Copy every line with the string "Коммутатор" in it.
>> START DATA FOR PROCESSING
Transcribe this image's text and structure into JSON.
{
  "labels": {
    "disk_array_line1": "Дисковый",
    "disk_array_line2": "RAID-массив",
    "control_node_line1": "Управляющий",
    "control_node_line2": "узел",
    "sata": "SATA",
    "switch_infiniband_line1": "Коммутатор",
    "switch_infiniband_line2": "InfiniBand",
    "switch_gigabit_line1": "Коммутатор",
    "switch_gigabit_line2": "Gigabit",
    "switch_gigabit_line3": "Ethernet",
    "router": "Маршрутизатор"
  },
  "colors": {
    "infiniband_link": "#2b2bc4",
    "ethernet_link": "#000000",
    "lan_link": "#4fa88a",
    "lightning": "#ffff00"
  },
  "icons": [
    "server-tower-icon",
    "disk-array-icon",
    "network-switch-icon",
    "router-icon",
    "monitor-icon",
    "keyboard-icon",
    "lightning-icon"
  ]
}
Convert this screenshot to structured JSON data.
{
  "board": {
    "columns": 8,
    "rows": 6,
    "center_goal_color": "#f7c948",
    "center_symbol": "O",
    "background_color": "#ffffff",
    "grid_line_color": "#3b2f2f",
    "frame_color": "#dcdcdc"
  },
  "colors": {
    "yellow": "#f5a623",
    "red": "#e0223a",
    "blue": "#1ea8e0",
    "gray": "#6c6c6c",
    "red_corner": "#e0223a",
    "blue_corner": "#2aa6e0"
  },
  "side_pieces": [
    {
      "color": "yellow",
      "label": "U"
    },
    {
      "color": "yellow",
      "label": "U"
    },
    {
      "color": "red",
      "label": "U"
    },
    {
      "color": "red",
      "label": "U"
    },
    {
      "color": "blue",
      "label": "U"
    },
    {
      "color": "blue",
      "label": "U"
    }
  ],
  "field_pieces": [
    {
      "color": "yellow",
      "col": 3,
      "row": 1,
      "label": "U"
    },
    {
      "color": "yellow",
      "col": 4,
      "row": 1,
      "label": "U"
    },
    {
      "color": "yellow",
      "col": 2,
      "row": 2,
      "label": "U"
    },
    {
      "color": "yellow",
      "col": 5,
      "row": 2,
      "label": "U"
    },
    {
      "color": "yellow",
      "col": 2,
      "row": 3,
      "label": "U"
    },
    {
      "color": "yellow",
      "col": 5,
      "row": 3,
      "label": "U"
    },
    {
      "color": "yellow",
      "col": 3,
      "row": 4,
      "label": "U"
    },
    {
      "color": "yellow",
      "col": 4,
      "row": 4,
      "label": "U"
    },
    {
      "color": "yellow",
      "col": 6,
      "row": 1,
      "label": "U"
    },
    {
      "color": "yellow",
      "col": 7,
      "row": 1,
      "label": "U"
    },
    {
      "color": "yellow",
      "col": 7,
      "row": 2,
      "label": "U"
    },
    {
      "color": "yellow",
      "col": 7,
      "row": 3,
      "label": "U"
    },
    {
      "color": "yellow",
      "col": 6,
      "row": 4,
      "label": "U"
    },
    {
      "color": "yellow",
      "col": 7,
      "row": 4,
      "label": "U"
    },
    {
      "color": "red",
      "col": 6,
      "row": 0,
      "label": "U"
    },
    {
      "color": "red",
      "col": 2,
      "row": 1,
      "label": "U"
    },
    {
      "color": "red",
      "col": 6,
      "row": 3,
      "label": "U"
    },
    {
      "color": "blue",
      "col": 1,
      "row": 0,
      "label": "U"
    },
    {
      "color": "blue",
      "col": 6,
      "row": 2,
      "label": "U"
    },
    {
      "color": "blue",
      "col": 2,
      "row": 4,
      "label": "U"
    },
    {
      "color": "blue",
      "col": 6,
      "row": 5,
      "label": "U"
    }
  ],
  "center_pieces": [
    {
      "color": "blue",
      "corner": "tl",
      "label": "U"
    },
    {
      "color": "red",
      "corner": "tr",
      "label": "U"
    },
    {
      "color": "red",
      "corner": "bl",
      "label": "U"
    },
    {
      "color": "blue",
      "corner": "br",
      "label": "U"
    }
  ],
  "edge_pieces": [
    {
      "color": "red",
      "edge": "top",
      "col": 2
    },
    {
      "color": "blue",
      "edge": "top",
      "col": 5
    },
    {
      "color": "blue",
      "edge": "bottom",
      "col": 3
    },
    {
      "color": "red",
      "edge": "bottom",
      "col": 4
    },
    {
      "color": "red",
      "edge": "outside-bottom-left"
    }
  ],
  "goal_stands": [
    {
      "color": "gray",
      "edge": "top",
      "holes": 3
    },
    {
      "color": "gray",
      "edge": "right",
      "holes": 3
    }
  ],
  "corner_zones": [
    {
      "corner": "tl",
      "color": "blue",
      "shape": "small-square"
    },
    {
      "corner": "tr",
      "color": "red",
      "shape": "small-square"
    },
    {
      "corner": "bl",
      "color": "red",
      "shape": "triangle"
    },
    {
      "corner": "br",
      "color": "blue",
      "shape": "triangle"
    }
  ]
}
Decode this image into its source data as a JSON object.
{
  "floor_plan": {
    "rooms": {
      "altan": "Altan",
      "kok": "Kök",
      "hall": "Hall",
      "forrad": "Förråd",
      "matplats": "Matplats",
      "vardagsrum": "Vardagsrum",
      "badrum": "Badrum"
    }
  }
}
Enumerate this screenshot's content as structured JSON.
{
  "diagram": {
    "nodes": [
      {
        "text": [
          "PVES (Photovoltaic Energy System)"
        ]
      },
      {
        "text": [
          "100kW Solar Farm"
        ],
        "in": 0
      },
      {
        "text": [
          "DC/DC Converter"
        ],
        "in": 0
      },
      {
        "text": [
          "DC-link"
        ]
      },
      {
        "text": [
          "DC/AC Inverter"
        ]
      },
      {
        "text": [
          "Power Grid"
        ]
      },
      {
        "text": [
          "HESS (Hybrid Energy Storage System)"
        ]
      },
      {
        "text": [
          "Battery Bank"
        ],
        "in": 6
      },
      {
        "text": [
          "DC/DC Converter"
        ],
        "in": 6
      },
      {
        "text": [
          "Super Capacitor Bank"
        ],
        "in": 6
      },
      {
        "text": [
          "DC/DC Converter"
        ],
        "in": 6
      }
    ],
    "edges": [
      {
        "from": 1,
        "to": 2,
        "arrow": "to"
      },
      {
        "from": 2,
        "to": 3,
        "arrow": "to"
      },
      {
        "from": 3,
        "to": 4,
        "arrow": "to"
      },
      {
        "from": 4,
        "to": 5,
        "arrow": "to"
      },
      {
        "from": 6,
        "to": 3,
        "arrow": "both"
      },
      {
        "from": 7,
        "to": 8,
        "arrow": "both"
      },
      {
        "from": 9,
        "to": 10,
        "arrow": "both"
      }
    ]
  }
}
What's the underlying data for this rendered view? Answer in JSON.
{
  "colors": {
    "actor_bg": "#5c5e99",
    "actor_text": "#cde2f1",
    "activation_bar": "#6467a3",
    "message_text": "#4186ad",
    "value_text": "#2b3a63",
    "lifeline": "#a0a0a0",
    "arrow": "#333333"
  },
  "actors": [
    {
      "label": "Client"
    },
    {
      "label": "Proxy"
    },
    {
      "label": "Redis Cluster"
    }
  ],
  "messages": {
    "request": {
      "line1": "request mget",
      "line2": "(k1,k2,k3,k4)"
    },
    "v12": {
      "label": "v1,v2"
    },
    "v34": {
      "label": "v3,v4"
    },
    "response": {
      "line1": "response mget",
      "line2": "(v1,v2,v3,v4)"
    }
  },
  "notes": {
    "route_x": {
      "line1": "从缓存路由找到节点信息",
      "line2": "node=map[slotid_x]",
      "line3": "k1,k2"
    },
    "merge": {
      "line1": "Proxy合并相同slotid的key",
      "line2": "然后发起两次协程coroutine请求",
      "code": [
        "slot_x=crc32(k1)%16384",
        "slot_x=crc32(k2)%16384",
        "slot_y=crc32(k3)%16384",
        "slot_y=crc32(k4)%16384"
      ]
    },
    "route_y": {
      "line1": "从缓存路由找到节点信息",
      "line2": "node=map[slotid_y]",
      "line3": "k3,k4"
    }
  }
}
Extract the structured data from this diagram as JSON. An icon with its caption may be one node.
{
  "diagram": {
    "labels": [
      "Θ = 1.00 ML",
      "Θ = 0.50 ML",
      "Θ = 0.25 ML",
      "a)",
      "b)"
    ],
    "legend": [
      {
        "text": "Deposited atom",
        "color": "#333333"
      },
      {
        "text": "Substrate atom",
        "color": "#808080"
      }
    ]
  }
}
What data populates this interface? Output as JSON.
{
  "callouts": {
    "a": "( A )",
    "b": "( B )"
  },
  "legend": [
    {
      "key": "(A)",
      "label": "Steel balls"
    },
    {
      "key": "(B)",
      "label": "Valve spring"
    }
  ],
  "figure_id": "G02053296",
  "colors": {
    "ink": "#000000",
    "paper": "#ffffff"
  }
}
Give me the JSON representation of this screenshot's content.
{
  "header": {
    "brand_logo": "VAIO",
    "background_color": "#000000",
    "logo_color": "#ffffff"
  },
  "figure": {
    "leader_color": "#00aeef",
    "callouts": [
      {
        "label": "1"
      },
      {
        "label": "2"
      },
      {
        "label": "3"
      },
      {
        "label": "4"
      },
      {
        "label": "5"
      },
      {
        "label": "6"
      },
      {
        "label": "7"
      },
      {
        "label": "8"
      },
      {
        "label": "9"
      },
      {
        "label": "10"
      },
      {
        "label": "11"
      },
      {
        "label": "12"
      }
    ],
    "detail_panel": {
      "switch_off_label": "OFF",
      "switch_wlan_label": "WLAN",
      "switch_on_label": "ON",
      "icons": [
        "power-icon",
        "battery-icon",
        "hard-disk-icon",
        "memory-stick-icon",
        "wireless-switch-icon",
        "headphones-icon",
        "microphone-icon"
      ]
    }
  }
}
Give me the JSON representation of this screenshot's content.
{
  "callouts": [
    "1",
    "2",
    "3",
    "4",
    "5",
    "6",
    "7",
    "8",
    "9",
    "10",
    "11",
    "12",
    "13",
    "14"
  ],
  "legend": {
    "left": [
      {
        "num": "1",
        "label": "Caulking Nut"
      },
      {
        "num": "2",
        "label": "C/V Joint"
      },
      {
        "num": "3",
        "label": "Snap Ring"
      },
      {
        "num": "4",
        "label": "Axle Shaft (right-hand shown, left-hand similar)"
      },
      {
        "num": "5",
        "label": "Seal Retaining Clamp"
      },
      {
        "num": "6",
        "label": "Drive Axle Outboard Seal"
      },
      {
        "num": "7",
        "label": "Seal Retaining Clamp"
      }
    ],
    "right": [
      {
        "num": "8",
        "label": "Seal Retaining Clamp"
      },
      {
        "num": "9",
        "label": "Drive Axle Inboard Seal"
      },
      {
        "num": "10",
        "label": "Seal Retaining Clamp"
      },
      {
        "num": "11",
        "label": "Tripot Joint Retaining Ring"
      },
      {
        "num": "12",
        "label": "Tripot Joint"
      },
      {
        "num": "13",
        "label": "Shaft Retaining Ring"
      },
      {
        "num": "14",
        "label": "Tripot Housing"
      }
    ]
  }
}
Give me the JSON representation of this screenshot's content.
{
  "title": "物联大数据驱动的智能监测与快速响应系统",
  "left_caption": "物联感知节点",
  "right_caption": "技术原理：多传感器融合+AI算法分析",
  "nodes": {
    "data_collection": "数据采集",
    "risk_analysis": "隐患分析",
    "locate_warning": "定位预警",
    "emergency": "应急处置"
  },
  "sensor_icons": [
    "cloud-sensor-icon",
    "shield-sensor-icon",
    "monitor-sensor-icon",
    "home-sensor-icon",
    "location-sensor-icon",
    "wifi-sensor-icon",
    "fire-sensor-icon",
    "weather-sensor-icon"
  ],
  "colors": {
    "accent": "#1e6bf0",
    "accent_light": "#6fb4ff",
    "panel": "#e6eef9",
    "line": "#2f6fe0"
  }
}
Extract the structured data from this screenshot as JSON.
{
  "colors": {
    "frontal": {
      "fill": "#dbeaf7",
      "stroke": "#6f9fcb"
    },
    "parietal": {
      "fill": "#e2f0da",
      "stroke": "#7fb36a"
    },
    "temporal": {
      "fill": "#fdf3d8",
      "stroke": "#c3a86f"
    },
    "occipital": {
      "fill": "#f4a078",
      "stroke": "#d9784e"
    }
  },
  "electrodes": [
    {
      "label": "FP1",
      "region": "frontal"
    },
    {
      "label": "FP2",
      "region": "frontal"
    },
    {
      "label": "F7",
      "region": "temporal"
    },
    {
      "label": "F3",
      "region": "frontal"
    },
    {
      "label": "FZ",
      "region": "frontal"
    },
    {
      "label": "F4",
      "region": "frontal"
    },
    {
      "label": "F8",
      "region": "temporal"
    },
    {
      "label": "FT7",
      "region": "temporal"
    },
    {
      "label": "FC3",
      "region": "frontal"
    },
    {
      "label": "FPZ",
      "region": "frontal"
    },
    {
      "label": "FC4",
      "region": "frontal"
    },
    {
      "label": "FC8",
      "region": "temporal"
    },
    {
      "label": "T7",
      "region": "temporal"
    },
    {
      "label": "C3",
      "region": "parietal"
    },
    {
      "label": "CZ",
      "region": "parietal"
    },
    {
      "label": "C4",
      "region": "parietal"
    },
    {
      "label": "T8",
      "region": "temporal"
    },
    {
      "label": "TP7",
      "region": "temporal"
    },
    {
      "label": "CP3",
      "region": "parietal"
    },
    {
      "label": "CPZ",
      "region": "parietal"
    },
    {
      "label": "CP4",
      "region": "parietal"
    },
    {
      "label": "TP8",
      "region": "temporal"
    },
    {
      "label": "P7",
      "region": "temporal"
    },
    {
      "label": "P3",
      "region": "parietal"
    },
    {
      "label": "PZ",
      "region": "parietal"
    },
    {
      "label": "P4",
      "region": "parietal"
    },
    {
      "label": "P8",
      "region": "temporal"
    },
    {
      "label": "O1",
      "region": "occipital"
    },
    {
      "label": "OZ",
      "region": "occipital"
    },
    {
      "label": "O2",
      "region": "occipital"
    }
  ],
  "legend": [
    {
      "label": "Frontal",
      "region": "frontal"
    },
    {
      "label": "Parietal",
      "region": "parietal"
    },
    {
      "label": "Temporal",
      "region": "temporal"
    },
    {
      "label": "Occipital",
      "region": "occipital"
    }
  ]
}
>> END DATA FOR PROCESSING
◆ SOLVED PROBLEM:
    "switch_infiniband_line1": "Коммутатор",
    "switch_gigabit_line1": "Коммутатор",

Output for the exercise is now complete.